# start of Data provided

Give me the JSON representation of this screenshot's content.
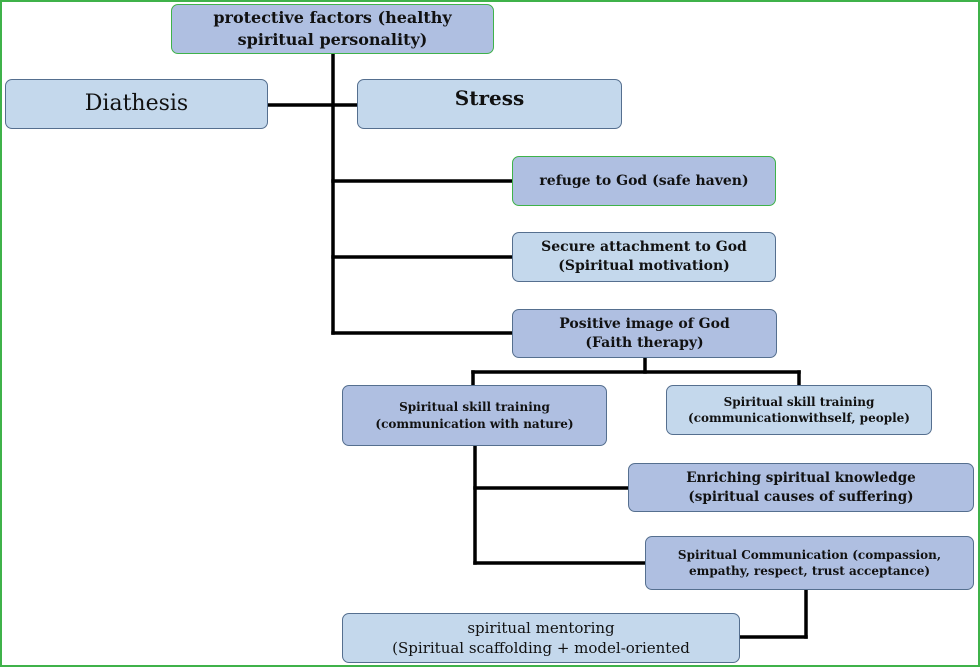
{
  "boxes": {
    "protective": "protective factors (healthy\nspiritual personality)",
    "diathesis": "Diathesis",
    "stress": "Stress",
    "refuge": "refuge to  God  (safe haven)",
    "secure": "Secure attachment  to God\n(Spiritual  motivation)",
    "positive": "Positive  image of God\n(Faith  therapy)",
    "skill_nature": "Spiritual skill training\n(communication with nature)",
    "skill_self": "Spiritual skill training\n(communicationwithself, people)",
    "enriching": "Enriching  spiritual  knowledge\n(spiritual  causes of suffering)",
    "communication": "Spiritual Communication (compassion,\nempathy, respect, trust acceptance)",
    "mentoring": "spiritual  mentoring\n(Spiritual  scaffolding + model-oriented"
  },
  "colors": {
    "frame_border": "#3fb24a",
    "box_light": "#c4d8ec",
    "box_dark": "#afbfe1",
    "connector": "#000000"
  }
}
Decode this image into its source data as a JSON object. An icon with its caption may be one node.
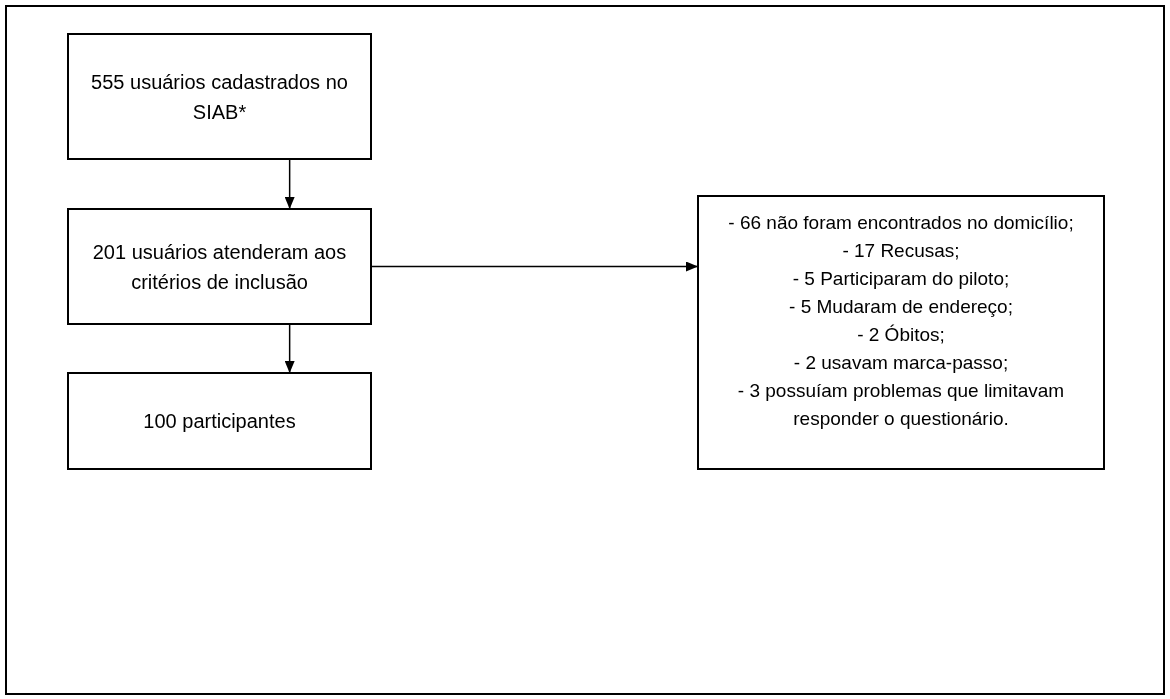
{
  "diagram": {
    "nodes": [
      {
        "text": [
          "555 usuários cadastrados no SIAB*"
        ]
      },
      {
        "text": [
          "201 usuários atenderam aos critérios de inclusão"
        ]
      },
      {
        "text": [
          "100 participantes"
        ]
      },
      {
        "text": [
          "- 66 não foram encontrados no domicílio;",
          "- 17 Recusas;",
          "- 5 Participaram do piloto;",
          "- 5 Mudaram de endereço;",
          "- 2 Óbitos;",
          "- 2 usavam marca-passo;",
          "- 3 possuíam problemas que limitavam responder o questionário."
        ]
      }
    ],
    "edges": [
      {
        "from": 0,
        "to": 1,
        "arrow": "to"
      },
      {
        "from": 1,
        "to": 2,
        "arrow": "to"
      },
      {
        "from": 1,
        "to": 3,
        "arrow": "to"
      }
    ]
  }
}
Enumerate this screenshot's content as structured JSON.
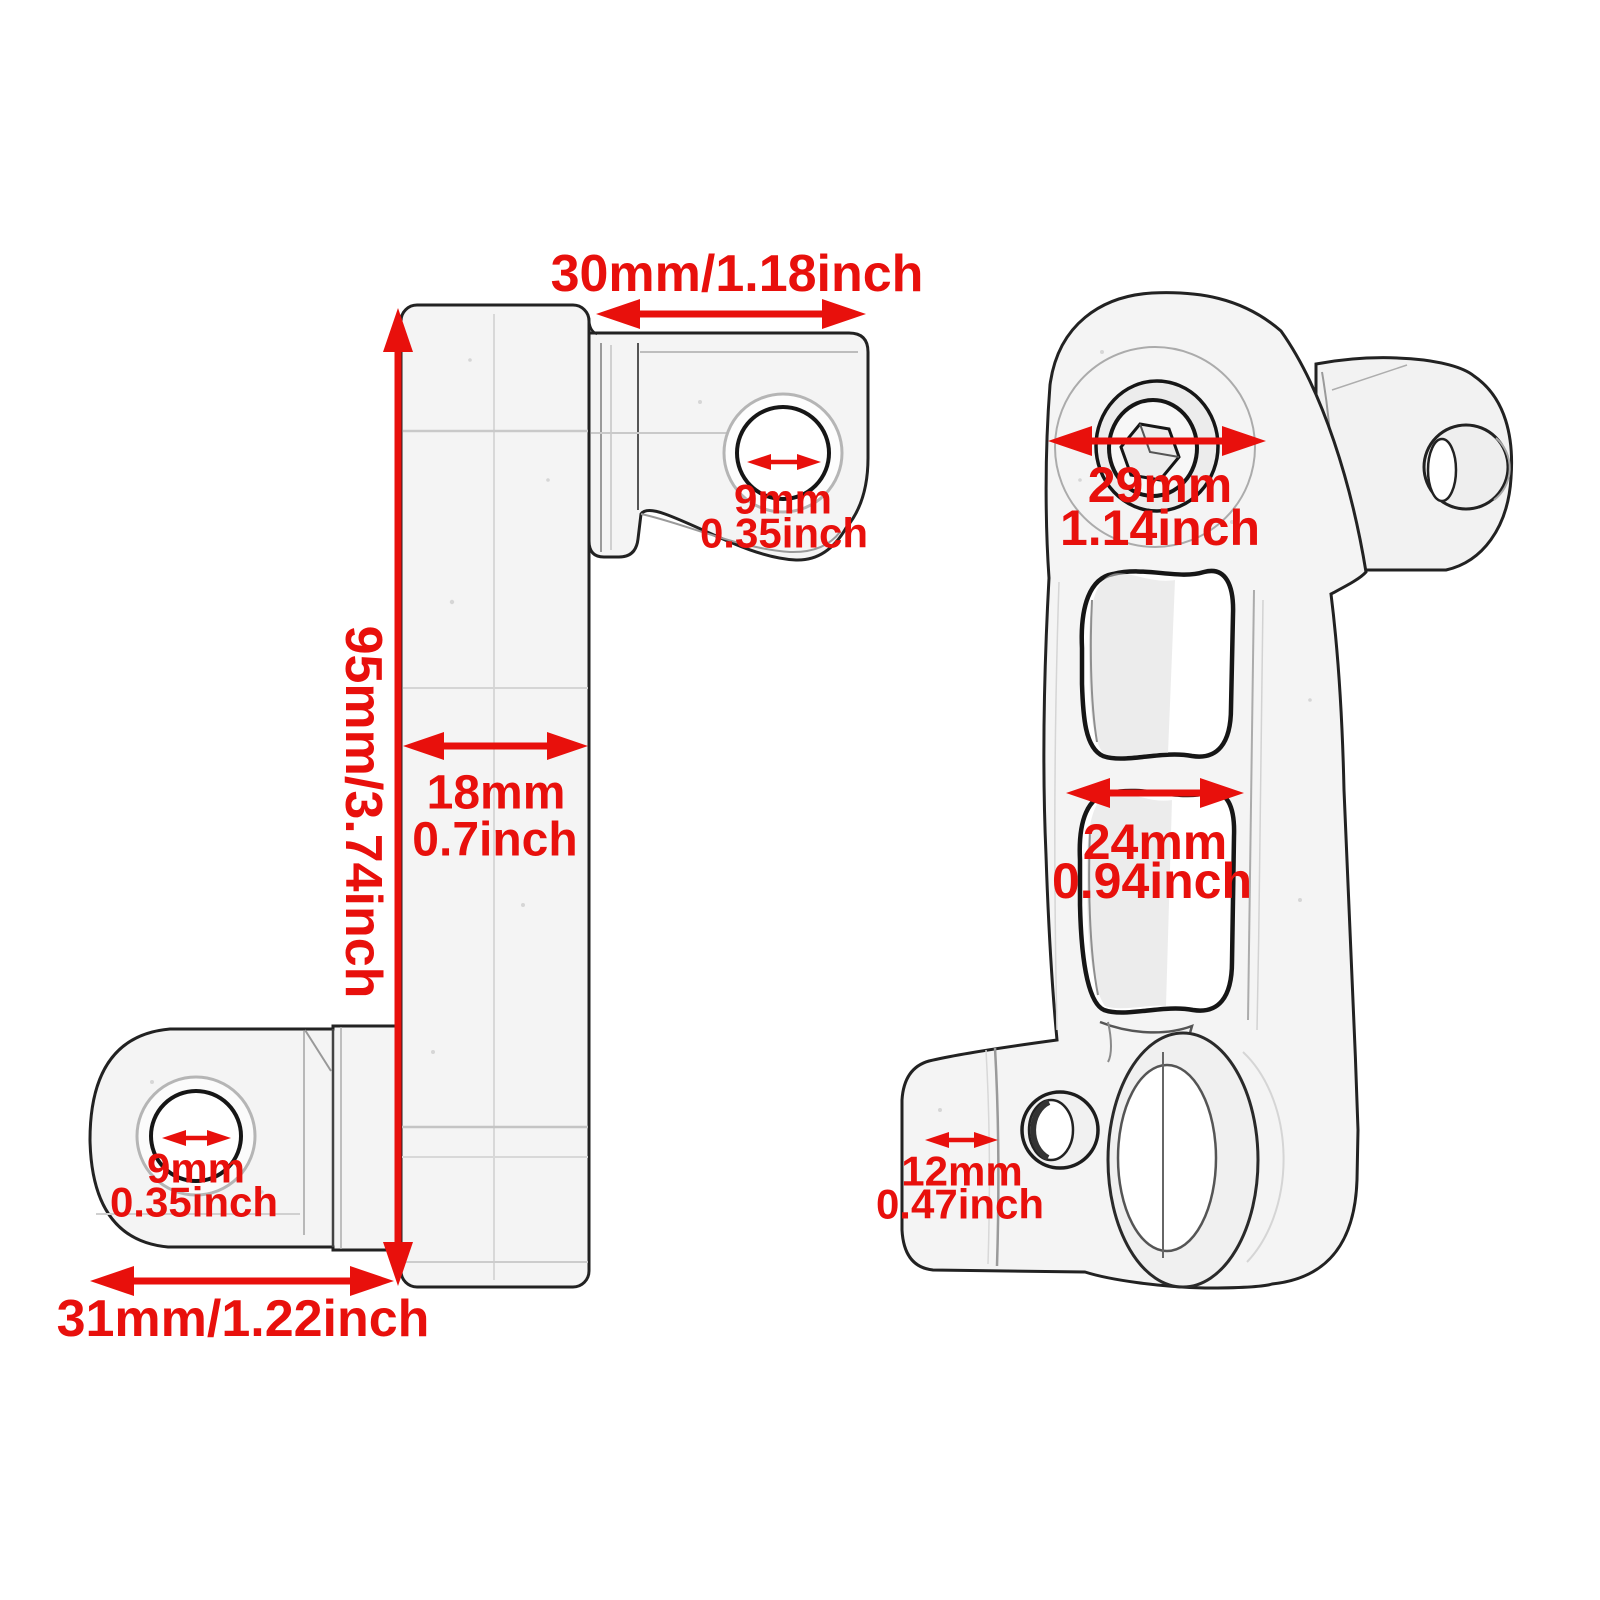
{
  "meta": {
    "description": "Technical dimension drawing of a motorcycle footpeg mounting bracket shown in two views with red dimension annotations",
    "background_color": "#ffffff",
    "outline_color": "#222222",
    "dimension_color": "#e8100c"
  },
  "left_view": {
    "name": "side-view-bracket",
    "dimensions": {
      "top_width": "30mm/1.18inch",
      "height": "95mm/3.74inch",
      "bar_width_line1": "18mm",
      "bar_width_line2": "0.7inch",
      "top_hole_line1": "9mm",
      "top_hole_line2": "0.35inch",
      "peg_hole_line1": "9mm",
      "peg_hole_line2": "0.35inch",
      "bottom_width": "31mm/1.22inch"
    }
  },
  "right_view": {
    "name": "front-view-bracket",
    "dimensions": {
      "head_width_line1": "29mm",
      "head_width_line2": "1.14inch",
      "slot_width_line1": "24mm",
      "slot_width_line2": "0.94inch",
      "bottom_tab_line1": "12mm",
      "bottom_tab_line2": "0.47inch"
    }
  }
}
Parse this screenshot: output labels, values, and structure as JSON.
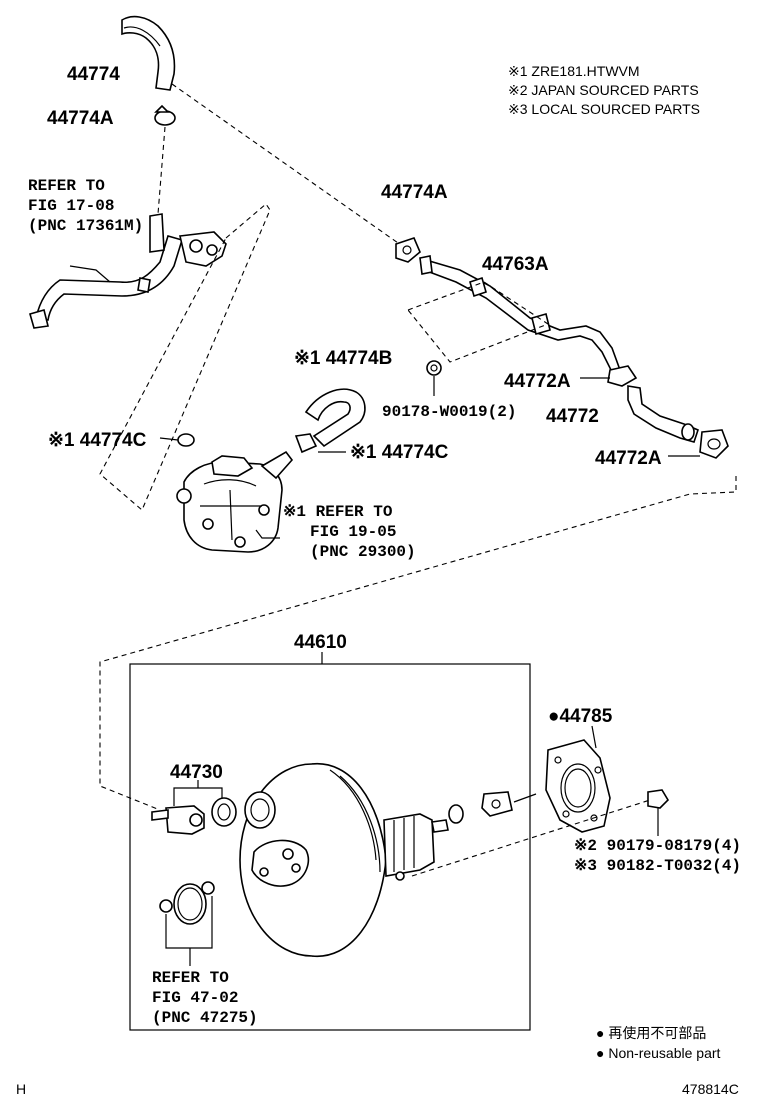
{
  "notes": [
    "※1 ZRE181.HTWVM",
    "※2 JAPAN SOURCED PARTS",
    "※3 LOCAL SOURCED PARTS"
  ],
  "parts": {
    "p44774": "44774",
    "p44774A_top": "44774A",
    "p44774A_right": "44774A",
    "p44763A": "44763A",
    "p44774B": "※1 44774B",
    "p44774C_left": "※1 44774C",
    "p44774C_right": "※1 44774C",
    "p90178": "90178-W0019(2)",
    "p44772A_upper": "44772A",
    "p44772": "44772",
    "p44772A_lower": "44772A",
    "p44610": "44610",
    "p44730": "44730",
    "p44785": "●44785",
    "p90179": "※2 90179-08179(4)",
    "p90182": "※3 90182-T0032(4)"
  },
  "refs": {
    "fig1708": [
      "REFER TO",
      "FIG 17-08",
      "(PNC 17361M)"
    ],
    "fig1905": [
      "※1 REFER TO",
      "FIG 19-05",
      "(PNC 29300)"
    ],
    "fig4702": [
      "REFER TO",
      "FIG 47-02",
      "(PNC 47275)"
    ]
  },
  "legend": {
    "jp": "● 再使用不可部品",
    "en": "● Non-reusable part"
  },
  "footer": {
    "left": "H",
    "right": "478814C"
  }
}
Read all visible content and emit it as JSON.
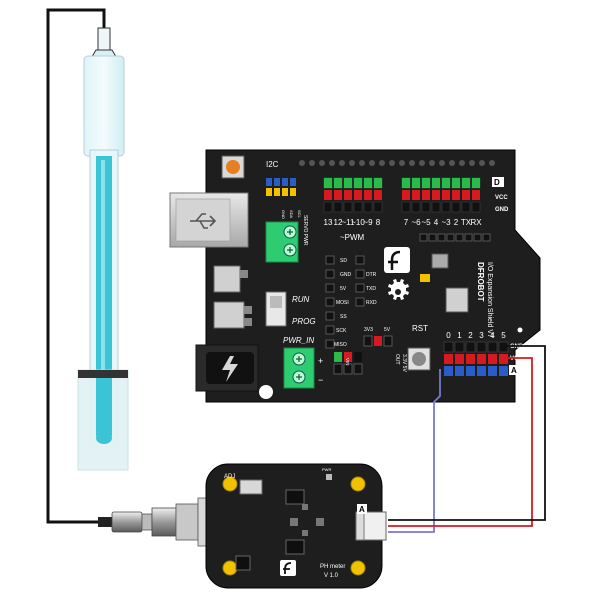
{
  "shield": {
    "labels": {
      "i2c": "I2C",
      "gnd_v": "GND",
      "sda": "SDA",
      "scl": "SCL",
      "servo_pwr": "SERVO PWR",
      "pwm": "~PWM",
      "sd": "SD",
      "gnd": "GND",
      "five_v": "5V",
      "mosi": "MOSI",
      "ss": "SS",
      "sck": "SCK",
      "miso": "MISO",
      "dtr": "DTR",
      "txd": "TXD",
      "rxd": "RXD",
      "run": "RUN",
      "prog": "PROG",
      "pwr_in": "PWR_IN",
      "vin": "VIN",
      "out_3v3_5v": "3.3V 5V",
      "three_v3": "3V3",
      "five_v2": "5V",
      "out": "OUT",
      "rst": "RST",
      "d_label": "D",
      "vcc_label": "VCC",
      "gnd_label": "GND",
      "a_label": "A",
      "vcc_a": "VCC",
      "gnd_a": "GND",
      "brand": "DFROBOT",
      "model": "I/O Expansion Shield V7"
    },
    "digital_pins": [
      "13",
      "12",
      "~11",
      "~10",
      "~9",
      "8",
      "7",
      "~6",
      "~5",
      "4",
      "~3",
      "2",
      "TX",
      "RX"
    ],
    "analog_pins": [
      "0",
      "1",
      "2",
      "3",
      "4",
      "5"
    ]
  },
  "ph_board": {
    "adj": "ADJ",
    "pwr": "PWR",
    "a": "A",
    "name": "PH meter",
    "version": "V 1.0"
  },
  "colors": {
    "board": "#1e1e1e",
    "header_green": "#2db84a",
    "header_red": "#d71920",
    "header_blue": "#2a5cc8",
    "terminal_green": "#2ecc71",
    "probe_cyan": "#3bc3d6",
    "wire_red": "#d71920",
    "wire_black": "#111111",
    "wire_blue": "#7a7acc"
  }
}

# end of Data provided

_Requirements:_
Filter the listing for the word "this" and copy every line that holds it.

_Task answer:_
Give me the JSON representation of this screenshot's content.
Decode this image into its source data as a JSON object. An icon with its caption may be one node.
Enumerate this screenshot's content as structured JSON.
Parse this screenshot: output labels, values, and structure as JSON.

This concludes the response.